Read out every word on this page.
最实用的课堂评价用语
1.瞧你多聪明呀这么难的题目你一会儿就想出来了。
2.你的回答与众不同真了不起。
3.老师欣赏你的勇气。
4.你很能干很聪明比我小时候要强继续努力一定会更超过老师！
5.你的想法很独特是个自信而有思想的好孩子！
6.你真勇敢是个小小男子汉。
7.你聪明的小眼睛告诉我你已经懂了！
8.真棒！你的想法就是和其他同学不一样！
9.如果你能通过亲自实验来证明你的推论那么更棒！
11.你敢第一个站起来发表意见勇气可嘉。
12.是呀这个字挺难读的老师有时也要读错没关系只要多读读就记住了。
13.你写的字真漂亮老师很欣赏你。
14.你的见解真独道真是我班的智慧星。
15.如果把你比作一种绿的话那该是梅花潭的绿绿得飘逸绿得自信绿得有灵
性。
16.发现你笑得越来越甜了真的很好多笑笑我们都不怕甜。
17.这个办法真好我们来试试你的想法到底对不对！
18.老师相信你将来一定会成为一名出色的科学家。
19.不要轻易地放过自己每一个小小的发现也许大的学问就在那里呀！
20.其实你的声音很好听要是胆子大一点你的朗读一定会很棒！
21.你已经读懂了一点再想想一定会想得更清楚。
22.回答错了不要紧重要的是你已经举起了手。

WHAT YOU WILL DO:
Retype all of the material above with every character intact.

THE OUTPUT:
Read out every word on this page.
最实用的课堂评价用语
1.瞧你多聪明呀这么难的题目你一会儿就想出来了。
2.你的回答与众不同真了不起。
3.老师欣赏你的勇气。
4.你很能干很聪明比我小时候要强继续努力一定会更超过老师！
5.你的想法很独特是个自信而有思想的好孩子！
6.你真勇敢是个小小男子汉。
7.你聪明的小眼睛告诉我你已经懂了！
8.真棒！你的想法就是和其他同学不一样！
9.如果你能通过亲自实验来证明你的推论那么更棒！
11.你敢第一个站起来发表意见勇气可嘉。
12.是呀这个字挺难读的老师有时也要读错没关系只要多读读就记住了。
13.你写的字真漂亮老师很欣赏你。
14.你的见解真独道真是我班的智慧星。
15.如果把你比作一种绿的话那该是梅花潭的绿绿得飘逸绿得自信绿得有灵
性。
16.发现你笑得越来越甜了真的很好多笑笑我们都不怕甜。
17.这个办法真好我们来试试你的想法到底对不对！
18.老师相信你将来一定会成为一名出色的科学家。
19.不要轻易地放过自己每一个小小的发现也许大的学问就在那里呀！
20.其实你的声音很好听要是胆子大一点你的朗读一定会很棒！
21.你已经读懂了一点再想想一定会想得更清楚。
22.回答错了不要紧重要的是你已经举起了手。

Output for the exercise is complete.